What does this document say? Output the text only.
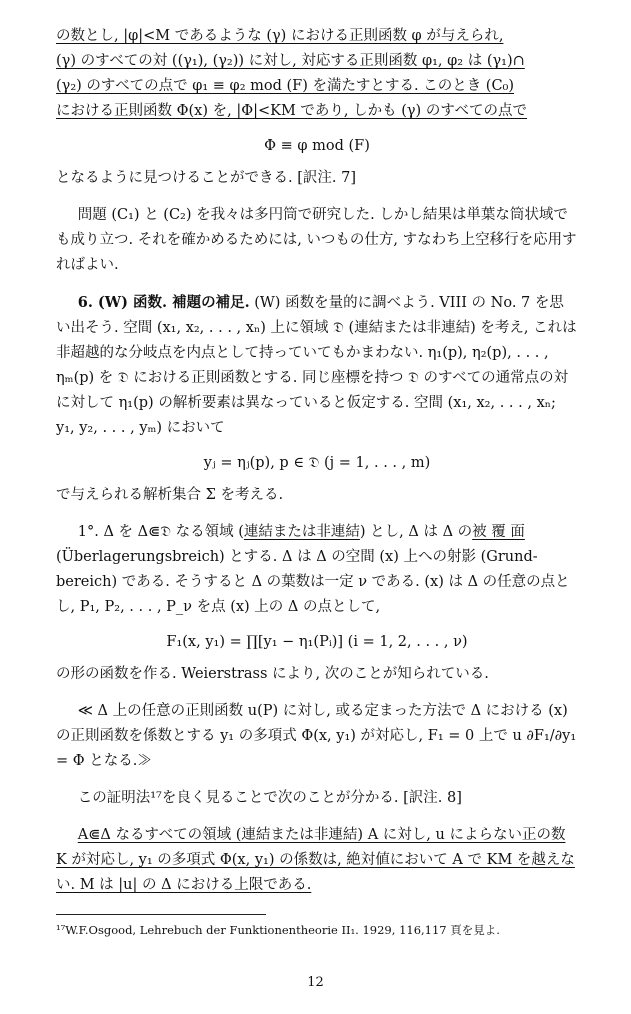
の数とし, |φ|<M であるような (γ) における正則函数 φ が与えられ,

(γ) のすべての対 ((γ₁), (γ₂)) に対し, 対応する正則函数 φ₁, φ₂ は (γ₁)∩

(γ₂) のすべての点で φ₁ ≡ φ₂ mod (F) を満たすとする. このとき (C₀)

における正則函数 Φ(x) を, |Φ|<KM であり, しかも (γ) のすべての点で

Φ ≡ φ mod (F)

となるように見つけることができる. [訳注. 7]

問題 (C₁) と (C₂) を我々は多円筒で研究した. しかし結果は単葉な筒状域でも成り立つ. それを確かめるためには, いつもの仕方, すなわち上空移行を応用すればよい.

6. (W) 函数. 補題の補足. (W) 函数を量的に調べよう. VIII の No. 7 を思い出そう. 空間 (x₁, x₂, . . . , xₙ) 上に領域 𝔇 (連結または非連結) を考え, これは非超越的な分岐点を内点として持っていてもかまわない. η₁(p), η₂(p), . . . , ηₘ(p) を 𝔇 における正則函数とする. 同じ座標を持つ 𝔇 のすべての通常点の対に対して η₁(p) の解析要素は異なっていると仮定する. 空間 (x₁, x₂, . . . , xₙ; y₁, y₂, . . . , yₘ) において

yⱼ = ηⱼ(p), p ∈ 𝔇 (j = 1, . . . , m)

で与えられる解析集合 Σ を考える.

1°. Δ を Δ⋐𝔇 なる領域 (連結または非連結) とし, Δ は Δ の被 覆 面 (Überlagerungsbreich) とする. Δ は Δ の空間 (x) 上への射影 (Grund-bereich) である. そうすると Δ の葉数は一定 ν である. (x) は Δ の任意の点とし, P₁, P₂, . . . , P_ν を点 (x) 上の Δ の点として,

F₁(x, y₁) = ∏[y₁ − η₁(Pᵢ)] (i = 1, 2, . . . , ν)

の形の函数を作る. Weierstrass により, 次のことが知られている.

≪ Δ 上の任意の正則函数 u(P) に対し, 或る定まった方法で Δ における (x) の正則函数を係数とする y₁ の多項式 Φ(x, y₁) が対応し, F₁ = 0 上で u ∂F₁/∂y₁ = Φ となる.≫

この証明法¹⁷を良く見ることで次のことが分かる. [訳注. 8]

A⋐Δ なるすべての領域 (連結または非連結) A に対し, u によらない正の数 K が対応し, y₁ の多項式 Φ(x, y₁) の係数は, 絶対値において A で KM を越えない. M は |u| の Δ における上限である.

¹⁷W.F.Osgood, Lehrebuch der Funktionentheorie II₁. 1929, 116,117 頁を見よ.

12
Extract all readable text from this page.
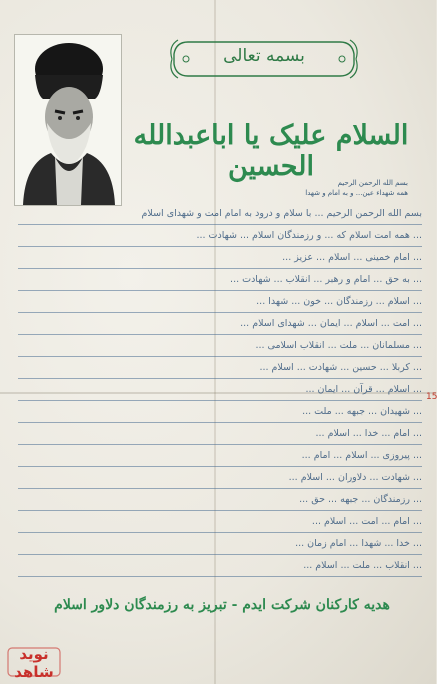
بسمه تعالی
السلام علیک یا اباعبدالله الحسین
بسم الله الرحمن الرحیم
همه شهداء عین... و به امام و شهدا
بسم الله الرحمن الرحیم ... با سلام و درود به امام امت و شهدای اسلام
... همه امت اسلام که ... و رزمندگان اسلام ... شهادت ...
... امام خمینی ... اسلام ... عزیز ...
... به حق ... امام و رهبر ... انقلاب ... شهادت ...
... اسلام ... رزمندگان ... خون ... شهدا ...
... امت ... اسلام ... ایمان ... شهدای اسلام ...
... مسلمانان ... ملت ... انقلاب اسلامی ...
... کربلا ... حسین ... شهادت ... اسلام ...
... اسلام ... قرآن ... ایمان ...
... شهیدان ... جبهه ... ملت ...
... امام ... خدا ... اسلام ...
... پیروزی ... اسلام ... امام ...
... شهادت ... دلاوران ... اسلام ...
... رزمندگان ... جبهه ... حق ...
... امام ... امت ... اسلام ...
... خدا ... شهدا ... امام زمان ...
... انقلاب ... ملت ... اسلام ...
15
هدیه کارکنان شرکت ایدم - تبریز به رزمندگان دلاور اسلام
نوید شاهد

#####

### PROBLEM STATEMENT
State the number of lines in the records that contain the string "連結または非連結", and nothing more.

### EXERCISE SOLUTION
3